*Problem details*. Give the material once more, word for word, without any images.

*Given data*.
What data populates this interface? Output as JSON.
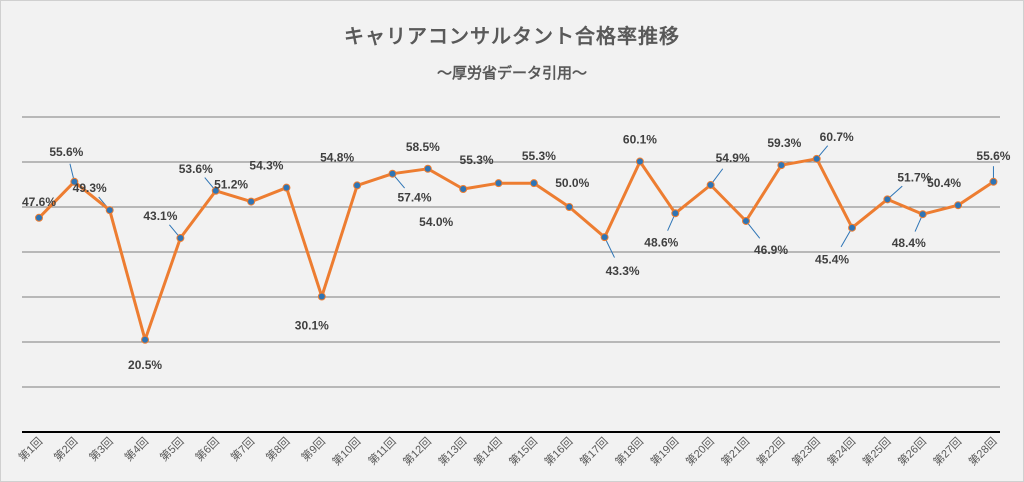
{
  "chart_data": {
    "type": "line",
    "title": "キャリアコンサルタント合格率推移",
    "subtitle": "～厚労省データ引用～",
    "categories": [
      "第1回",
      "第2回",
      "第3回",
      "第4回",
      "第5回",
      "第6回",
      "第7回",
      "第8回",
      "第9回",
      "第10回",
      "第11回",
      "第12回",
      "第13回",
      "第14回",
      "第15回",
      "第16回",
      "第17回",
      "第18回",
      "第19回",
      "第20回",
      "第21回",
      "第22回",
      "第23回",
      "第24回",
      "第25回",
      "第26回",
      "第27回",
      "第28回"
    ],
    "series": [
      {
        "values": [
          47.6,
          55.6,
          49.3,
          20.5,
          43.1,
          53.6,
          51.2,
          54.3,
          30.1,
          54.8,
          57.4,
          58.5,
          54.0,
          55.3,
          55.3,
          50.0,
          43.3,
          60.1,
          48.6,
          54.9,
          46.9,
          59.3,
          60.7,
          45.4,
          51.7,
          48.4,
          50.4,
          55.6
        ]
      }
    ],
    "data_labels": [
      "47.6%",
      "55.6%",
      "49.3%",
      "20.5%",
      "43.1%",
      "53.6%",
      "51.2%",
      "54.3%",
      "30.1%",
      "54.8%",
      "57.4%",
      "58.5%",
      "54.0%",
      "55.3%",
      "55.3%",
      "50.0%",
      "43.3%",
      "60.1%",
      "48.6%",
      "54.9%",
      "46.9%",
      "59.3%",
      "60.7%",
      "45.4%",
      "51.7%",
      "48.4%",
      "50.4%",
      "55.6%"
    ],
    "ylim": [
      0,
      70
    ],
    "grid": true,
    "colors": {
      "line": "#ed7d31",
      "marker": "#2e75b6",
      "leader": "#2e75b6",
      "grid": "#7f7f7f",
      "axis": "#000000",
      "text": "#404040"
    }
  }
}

*Full solution*.
What data populates this interface? Output as JSON.
{
  "chart_data": {
    "type": "line",
    "title": "キャリアコンサルタント合格率推移",
    "subtitle": "～厚労省データ引用～",
    "categories": [
      "第1回",
      "第2回",
      "第3回",
      "第4回",
      "第5回",
      "第6回",
      "第7回",
      "第8回",
      "第9回",
      "第10回",
      "第11回",
      "第12回",
      "第13回",
      "第14回",
      "第15回",
      "第16回",
      "第17回",
      "第18回",
      "第19回",
      "第20回",
      "第21回",
      "第22回",
      "第23回",
      "第24回",
      "第25回",
      "第26回",
      "第27回",
      "第28回"
    ],
    "series": [
      {
        "values": [
          47.6,
          55.6,
          49.3,
          20.5,
          43.1,
          53.6,
          51.2,
          54.3,
          30.1,
          54.8,
          57.4,
          58.5,
          54.0,
          55.3,
          55.3,
          50.0,
          43.3,
          60.1,
          48.6,
          54.9,
          46.9,
          59.3,
          60.7,
          45.4,
          51.7,
          48.4,
          50.4,
          55.6
        ]
      }
    ],
    "data_labels": [
      "47.6%",
      "55.6%",
      "49.3%",
      "20.5%",
      "43.1%",
      "53.6%",
      "51.2%",
      "54.3%",
      "30.1%",
      "54.8%",
      "57.4%",
      "58.5%",
      "54.0%",
      "55.3%",
      "55.3%",
      "50.0%",
      "43.3%",
      "60.1%",
      "48.6%",
      "54.9%",
      "46.9%",
      "59.3%",
      "60.7%",
      "45.4%",
      "51.7%",
      "48.4%",
      "50.4%",
      "55.6%"
    ],
    "ylim": [
      0,
      70
    ],
    "grid": true,
    "colors": {
      "line": "#ed7d31",
      "marker": "#2e75b6",
      "leader": "#2e75b6",
      "grid": "#7f7f7f",
      "axis": "#000000",
      "text": "#404040"
    }
  }
}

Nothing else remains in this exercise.